* start *
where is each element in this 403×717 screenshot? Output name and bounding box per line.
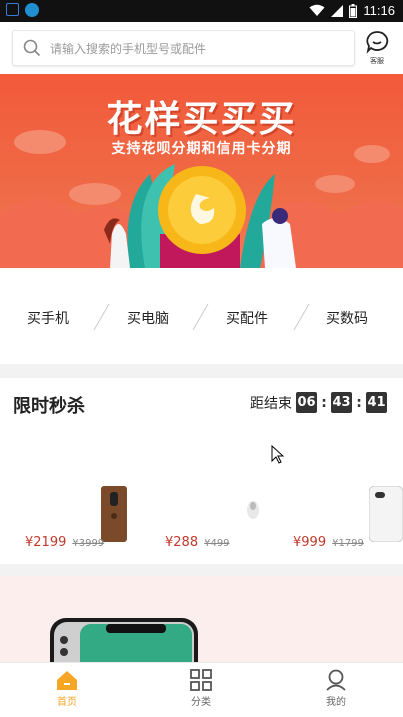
countdown-seconds: 41: [366, 392, 387, 413]
flash-sale-title: 限时秒杀: [13, 396, 85, 417]
product-image: [247, 501, 259, 519]
chat-bubble-icon: [366, 31, 389, 54]
product-old-price: ¥1799: [332, 538, 364, 549]
product-image: [101, 486, 127, 542]
featured-product-banner[interactable]: [0, 576, 403, 666]
tab-home[interactable]: 首页: [37, 667, 97, 708]
countdown-hours: 06: [296, 392, 317, 413]
category-row: 买手机 买电脑 买配件 买数码: [0, 268, 403, 364]
tab-home-label: 首页: [57, 697, 77, 708]
flash-product-card[interactable]: ¥2199 ¥3999: [25, 482, 145, 562]
banner-subtitle: 支持花呗分期和信用卡分期: [111, 141, 292, 157]
customer-service-label: 客服: [370, 57, 384, 65]
user-icon: [326, 669, 346, 691]
tab-category-label: 分类: [191, 697, 211, 708]
product-old-price: ¥499: [204, 538, 230, 549]
tab-category[interactable]: 分类: [171, 667, 231, 708]
search-header: 请输入搜索的手机型号或配件 客服: [0, 22, 403, 74]
banner-title: 花样买买买: [106, 99, 297, 140]
customer-service-button[interactable]: 客服: [365, 30, 389, 66]
product-price-row: ¥288 ¥499: [165, 535, 230, 550]
status-time: 11:16: [363, 3, 395, 18]
product-price: ¥288: [165, 535, 199, 550]
mouse-cursor-icon: [271, 445, 284, 464]
featured-phone-image: [50, 618, 198, 666]
divider: [93, 303, 110, 331]
countdown-minutes: 43: [331, 392, 352, 413]
battery-icon: [349, 3, 358, 18]
search-placeholder: 请输入搜索的手机型号或配件: [50, 42, 207, 56]
product-price: ¥2199: [25, 535, 67, 550]
product-price: ¥999: [293, 535, 327, 550]
category-computers[interactable]: 买电脑: [127, 308, 169, 328]
grid-icon: [190, 669, 212, 691]
flash-sale-section: 限时秒杀 距结束 06 : 43 : 41 ¥2199 ¥3999 ¥288 ¥49…: [0, 378, 403, 564]
countdown-separator: :: [356, 394, 362, 411]
promo-banner[interactable]: 花样买买买 支持花呗分期和信用卡分期: [0, 74, 403, 268]
tab-mine[interactable]: 我的: [306, 667, 366, 708]
category-accessories[interactable]: 买配件: [226, 308, 268, 328]
bottom-tab-bar: 首页 分类 我的: [0, 662, 403, 717]
product-price-row: ¥999 ¥1799: [293, 535, 364, 550]
product-old-price: ¥3999: [72, 538, 105, 549]
wifi-icon: [309, 4, 325, 16]
tab-mine-label: 我的: [326, 697, 346, 708]
divider: [192, 303, 209, 331]
countdown: 距结束 06 : 43 : 41: [250, 392, 387, 413]
flash-product-card[interactable]: ¥999 ¥1799: [293, 482, 403, 562]
browser-notification-icon: [25, 3, 39, 17]
category-digital[interactable]: 买数码: [326, 308, 368, 328]
divider: [293, 303, 310, 331]
category-phones[interactable]: 买手机: [27, 308, 69, 328]
countdown-label: 距结束: [250, 395, 292, 412]
product-price-row: ¥2199 ¥3999: [25, 535, 104, 550]
countdown-separator: :: [321, 394, 327, 411]
search-icon: [23, 39, 41, 57]
search-input[interactable]: 请输入搜索的手机型号或配件: [12, 30, 355, 66]
lock-notification-icon: [6, 3, 19, 16]
signal-icon: [331, 5, 344, 17]
flash-product-card[interactable]: ¥288 ¥499: [165, 482, 285, 562]
status-bar: 11:16: [0, 0, 403, 22]
product-image: [369, 486, 403, 542]
home-icon: [57, 671, 77, 690]
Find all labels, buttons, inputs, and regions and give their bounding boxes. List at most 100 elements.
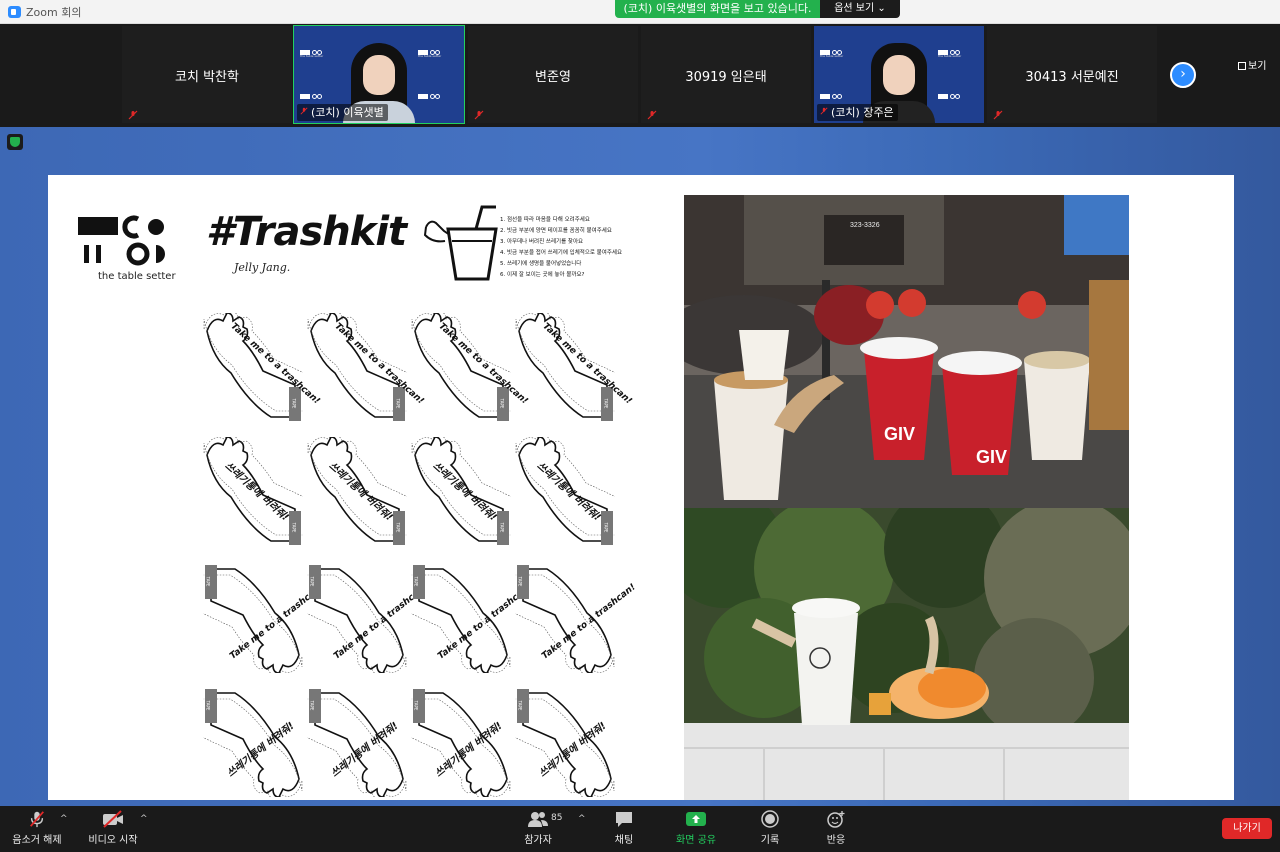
participant-name: 변준영 <box>535 70 571 85</box>
zoom-window: { "window": {"title": "Zoom 회의"}, "banne… <box>0 0 1280 852</box>
tape-label: TAPE <box>291 522 297 533</box>
hand-sticker: Take me to a trashcan! TAPE <box>305 561 430 676</box>
video-options-caret[interactable]: ^ <box>140 814 148 824</box>
start-video-label: 비디오 시작 <box>88 835 138 846</box>
instruction-step: 2. 빗금 부분에 양면 테이프를 꼼꼼히 붙여주세요 <box>500 228 612 234</box>
hand-sticker: 쓰레기통에 버려줘! TAPE <box>513 685 615 800</box>
chat-button[interactable]: 채팅 <box>610 810 638 846</box>
reactions-button[interactable]: 반응 <box>822 810 850 846</box>
tape-label: TAPE <box>499 398 505 409</box>
participant-tile[interactable]: 30919 임은태 <box>641 26 811 123</box>
photo-text: GIV <box>976 447 1007 467</box>
backdrop-logo <box>418 84 460 104</box>
hand-sticker: 쓰레기통에 버려줘! TAPE <box>307 434 409 549</box>
tape-label: TAPE <box>517 576 523 587</box>
tape-label: TAPE <box>603 398 609 409</box>
participants-options-caret[interactable]: ^ <box>578 814 586 824</box>
instruction-step: 6. 이제 잘 보이는 곳에 놓아 볼까요? <box>500 272 585 278</box>
share-screen-button[interactable]: 화면 공유 <box>674 810 718 846</box>
video-off-icon <box>103 810 123 828</box>
muted-mic-icon <box>300 107 308 115</box>
hand-sticker: Take me to a trashcan! TAPE <box>513 561 638 676</box>
tape-label: TAPE <box>291 398 297 409</box>
participant-name: 코치 박찬학 <box>175 70 239 85</box>
tape-label: TAPE <box>205 576 211 587</box>
hand-sticker: 쓰레기통에 버려줘! TAPE <box>409 685 511 800</box>
participant-tile[interactable]: 코치 박찬학 <box>122 26 292 123</box>
hand-outline-icon <box>305 689 407 800</box>
hand-sticker: Take me to a trashcan! TAPE <box>515 310 633 425</box>
record-label: 기록 <box>760 835 780 846</box>
participant-name-label: (코치) 이육샛별 <box>297 104 388 121</box>
participant-count: 85 <box>551 813 563 823</box>
participant-name: 30919 임은태 <box>685 70 767 85</box>
cup-with-hand-icon <box>424 205 498 281</box>
photo-text: 323-3326 <box>850 222 880 229</box>
instruction-step: 4. 빗금 부분을 접어 쓰레기에 입체적으로 붙여주세요 <box>500 250 622 256</box>
tape-label: TAPE <box>413 700 419 711</box>
tape-label: TAPE <box>205 700 211 711</box>
title-bar: Zoom 회의 (코치) 이육샛별의 화면을 보고 있습니다. 옵션 보기 ⌄ <box>0 0 1280 24</box>
participant-name: 30413 서문예진 <box>1025 70 1119 85</box>
hand-sticker: 쓰레기통에 버려줘! TAPE <box>411 434 513 549</box>
chat-label: 채팅 <box>614 835 634 846</box>
tape-label: TAPE <box>413 576 419 587</box>
muted-mic-icon <box>993 110 1003 120</box>
instructions-list: 1. 점선을 따라 마음을 다해 오려주세요 2. 빗금 부분에 양면 테이프를… <box>500 215 622 281</box>
participants-icon <box>528 812 548 827</box>
brand-caption: the table setter <box>98 271 176 282</box>
hand-sticker: Take me to a trashcan! TAPE <box>411 310 529 425</box>
shield-icon[interactable] <box>7 134 23 150</box>
tape-label: TAPE <box>395 398 401 409</box>
tape-label: TAPE <box>517 700 523 711</box>
hand-sticker: Take me to a trashcan! TAPE <box>409 561 534 676</box>
record-icon <box>761 810 779 828</box>
view-options-button[interactable]: 옵션 보기 ⌄ <box>820 0 900 18</box>
sticker-sheet: Take me to a trashcan! TAPE Take me to a t… <box>201 310 638 800</box>
screen-share-banner: (코치) 이육샛별의 화면을 보고 있습니다. <box>615 0 820 18</box>
leave-meeting-button[interactable]: 나가기 <box>1222 818 1272 839</box>
slide-author: Jelly Jang. <box>234 261 291 274</box>
emoji-icon <box>827 811 845 828</box>
muted-mic-icon <box>128 110 138 120</box>
slide-title: #Trashkit <box>206 209 407 255</box>
audio-options-caret[interactable]: ^ <box>60 814 68 824</box>
shared-slide: the table setter #Trashkit Jelly Jang. 1… <box>48 175 1234 800</box>
participants-label: 참가자 <box>524 835 552 846</box>
chevron-right-icon: › <box>1180 66 1186 82</box>
hand-sticker: 쓰레기통에 버려줘! TAPE <box>515 434 617 549</box>
participant-tile[interactable]: 변준영 <box>468 26 638 123</box>
reactions-label: 반응 <box>826 835 846 846</box>
instruction-step: 3. 아무데나 버려진 쓰레기를 찾아요 <box>500 239 584 245</box>
share-screen-label: 화면 공유 <box>676 835 716 846</box>
backdrop-logo: the table setter <box>938 40 980 60</box>
unmute-label: 음소거 해제 <box>12 835 62 846</box>
record-button[interactable]: 기록 <box>756 810 784 846</box>
zoom-logo-icon <box>8 6 21 18</box>
tape-label: TAPE <box>309 700 315 711</box>
backdrop-logo <box>300 84 342 104</box>
participant-tile[interactable]: 30413 서문예진 <box>987 26 1157 123</box>
grid-view-icon <box>1238 62 1246 70</box>
shared-screen: the table setter #Trashkit Jelly Jang. 1… <box>0 127 1280 806</box>
backdrop-logo: the table setter <box>418 40 460 60</box>
hand-outline-icon <box>409 689 511 800</box>
hand-sticker: 쓰레기통에 버려줘! TAPE <box>203 434 305 549</box>
tape-label: TAPE <box>499 522 505 533</box>
participant-video-tile[interactable]: the table setter the table setter (코치) 장… <box>814 26 984 123</box>
participant-name-label: (코치) 장주은 <box>817 104 898 121</box>
participant-video-tile[interactable]: the table setter the table setter (코치) 이… <box>293 25 465 124</box>
unmute-button[interactable]: 음소거 해제 <box>10 810 64 846</box>
start-video-button[interactable]: 비디오 시작 <box>86 810 140 846</box>
muted-mic-icon <box>647 110 657 120</box>
next-page-button[interactable]: › <box>1170 62 1196 88</box>
participant-gallery: 코치 박찬학 the table setter the table setter… <box>0 24 1280 126</box>
view-button[interactable]: 보기 <box>1238 57 1266 72</box>
window-title: Zoom 회의 <box>26 6 82 19</box>
muted-mic-icon <box>820 107 828 115</box>
muted-mic-icon <box>30 811 44 828</box>
meeting-toolbar: 음소거 해제 ^ 비디오 시작 ^ 참가자 85 ^ 채팅 화면 공유 기록 반… <box>0 806 1280 852</box>
photo-text: GIV <box>884 424 915 444</box>
tape-label: TAPE <box>309 576 315 587</box>
muted-mic-icon <box>474 110 484 120</box>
* end *
Directive: Copy out the data lines from the line with "countdown-seconds: 41: [366, 392, 387, 413]" to the line with "battery-icon: [349, 3, 358, 18]", keeping each line unchanged.

Task solution:
countdown-seconds: 41: [366, 392, 387, 413]
flash-sale-title: 限时秒杀: [13, 396, 85, 417]
product-image: [247, 501, 259, 519]
chat-bubble-icon: [366, 31, 389, 54]
product-old-price: ¥1799: [332, 538, 364, 549]
product-image: [101, 486, 127, 542]
featured-product-banner[interactable]: [0, 576, 403, 666]
tab-home[interactable]: 首页: [37, 667, 97, 708]
countdown-hours: 06: [296, 392, 317, 413]
category-row: 买手机 买电脑 买配件 买数码: [0, 268, 403, 364]
tab-home-label: 首页: [57, 697, 77, 708]
flash-product-card[interactable]: ¥2199 ¥3999: [25, 482, 145, 562]
banner-subtitle: 支持花呗分期和信用卡分期: [111, 141, 292, 157]
customer-service-label: 客服: [370, 57, 384, 65]
user-icon: [326, 669, 346, 691]
tab-category-label: 分类: [191, 697, 211, 708]
product-old-price: ¥499: [204, 538, 230, 549]
tab-category[interactable]: 分类: [171, 667, 231, 708]
search-header: 请输入搜索的手机型号或配件 客服: [0, 22, 403, 74]
banner-title: 花样买买买: [106, 99, 297, 140]
customer-service-button[interactable]: 客服: [365, 30, 389, 66]
product-price-row: ¥288 ¥499: [165, 535, 230, 550]
status-time: 11:16: [363, 3, 395, 18]
product-price: ¥288: [165, 535, 199, 550]
mouse-cursor-icon: [271, 445, 284, 464]
featured-phone-image: [50, 618, 198, 666]
divider: [93, 303, 110, 331]
countdown-minutes: 43: [331, 392, 352, 413]
battery-icon: [349, 3, 358, 18]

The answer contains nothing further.